- [TASK PROMPT]:
Repeat every record exactly, but keep images out of the copy.
☆ ☆ ☆ ☆ ☆ ☆ ☆
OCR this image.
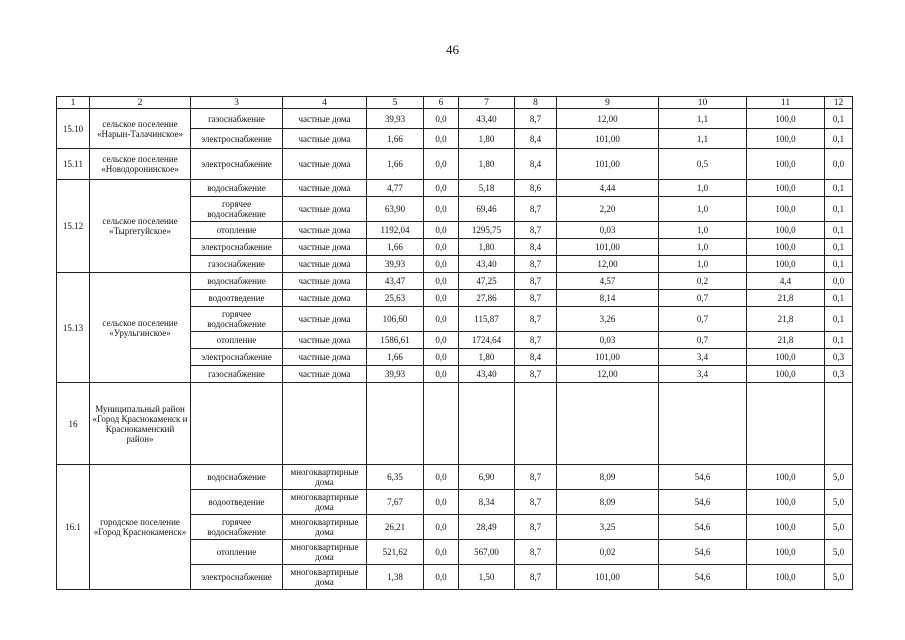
46
1	2	3	4	5	6	7	8	9	10	11	12
15.10	сельское поселение «Нарын-Талачинское»	газоснабжение	частные дома	39,93	0,0	43,40	8,7	12,00	1,1	100,0	0,1
		электроснабжение	частные дома	1,66	0,0	1,80	8,4	101,00	1,1	100,0	0,1
15.11	сельское поселение «Новодоронинское»	электроснабжение	частные дома	1,66	0,0	1,80	8,4	101,00	0,5	100,0	0,0
15.12	сельское поселение «Тыргетуйское»	водоснабжение	частные дома	4,77	0,0	5,18	8,6	4,44	1,0	100,0	0,1
		горячее водоснабжение	частные дома	63,90	0,0	69,46	8,7	2,20	1,0	100,0	0,1
		отопление	частные дома	1192,04	0,0	1295,75	8,7	0,03	1,0	100,0	0,1
		электроснабжение	частные дома	1,66	0,0	1,80	8,4	101,00	1,0	100,0	0,1
		газоснабжение	частные дома	39,93	0,0	43,40	8,7	12,00	1,0	100,0	0,1
15.13	сельское поселение «Урульгинское»	водоснабжение	частные дома	43,47	0,0	47,25	8,7	4,57	0,2	4,4	0,0
		водоотведение	частные дома	25,63	0,0	27,86	8,7	8,14	0,7	21,8	0,1
		горячее водоснабжение	частные дома	106,60	0,0	115,87	8,7	3,26	0,7	21,8	0,1
		отопление	частные дома	1586,61	0,0	1724,64	8,7	0,03	0,7	21,8	0,1
		электроснабжение	частные дома	1,66	0,0	1,80	8,4	101,00	3,4	100,0	0,3
		газоснабжение	частные дома	39,93	0,0	43,40	8,7	12,00	3,4	100,0	0,3
16	Муниципальный район «Город Краснокаменск и Краснокаменский район»										
16.1	городское поселение «Город Краснокаменск»	водоснабжение	многоквартирные дома	6,35	0,0	6,90	8,7	8,09	54,6	100,0	5,0
		водоотведение	многоквартирные дома	7,67	0,0	8,34	8,7	8,09	54,6	100,0	5,0
		горячее водоснабжение	многоквартирные дома	26,21	0,0	28,49	8,7	3,25	54,6	100,0	5,0
		отопление	многоквартирные дома	521,62	0,0	567,00	8,7	0,02	54,6	100,0	5,0
		электроснабжение	многоквартирные дома	1,38	0,0	1,50	8,7	101,00	54,6	100,0	5,0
☆ ☆ ☆ ☆ ☆ ☆ ☆
- [SOLUTION BELOW]:
OCR this image.
46
1	2	3	4	5	6	7	8	9	10	11	12
15.10	сельское поселение «Нарын-Талачинское»	газоснабжение	частные дома	39,93	0,0	43,40	8,7	12,00	1,1	100,0	0,1
		электроснабжение	частные дома	1,66	0,0	1,80	8,4	101,00	1,1	100,0	0,1
15.11	сельское поселение «Новодоронинское»	электроснабжение	частные дома	1,66	0,0	1,80	8,4	101,00	0,5	100,0	0,0
15.12	сельское поселение «Тыргетуйское»	водоснабжение	частные дома	4,77	0,0	5,18	8,6	4,44	1,0	100,0	0,1
		горячее водоснабжение	частные дома	63,90	0,0	69,46	8,7	2,20	1,0	100,0	0,1
		отопление	частные дома	1192,04	0,0	1295,75	8,7	0,03	1,0	100,0	0,1
		электроснабжение	частные дома	1,66	0,0	1,80	8,4	101,00	1,0	100,0	0,1
		газоснабжение	частные дома	39,93	0,0	43,40	8,7	12,00	1,0	100,0	0,1
15.13	сельское поселение «Урульгинское»	водоснабжение	частные дома	43,47	0,0	47,25	8,7	4,57	0,2	4,4	0,0
		водоотведение	частные дома	25,63	0,0	27,86	8,7	8,14	0,7	21,8	0,1
		горячее водоснабжение	частные дома	106,60	0,0	115,87	8,7	3,26	0,7	21,8	0,1
		отопление	частные дома	1586,61	0,0	1724,64	8,7	0,03	0,7	21,8	0,1
		электроснабжение	частные дома	1,66	0,0	1,80	8,4	101,00	3,4	100,0	0,3
		газоснабжение	частные дома	39,93	0,0	43,40	8,7	12,00	3,4	100,0	0,3
16	Муниципальный район «Город Краснокаменск и Краснокаменский район»										
16.1	городское поселение «Город Краснокаменск»	водоснабжение	многоквартирные дома	6,35	0,0	6,90	8,7	8,09	54,6	100,0	5,0
		водоотведение	многоквартирные дома	7,67	0,0	8,34	8,7	8,09	54,6	100,0	5,0
		горячее водоснабжение	многоквартирные дома	26,21	0,0	28,49	8,7	3,25	54,6	100,0	5,0
		отопление	многоквартирные дома	521,62	0,0	567,00	8,7	0,02	54,6	100,0	5,0
		электроснабжение	многоквартирные дома	1,38	0,0	1,50	8,7	101,00	54,6	100,0	5,0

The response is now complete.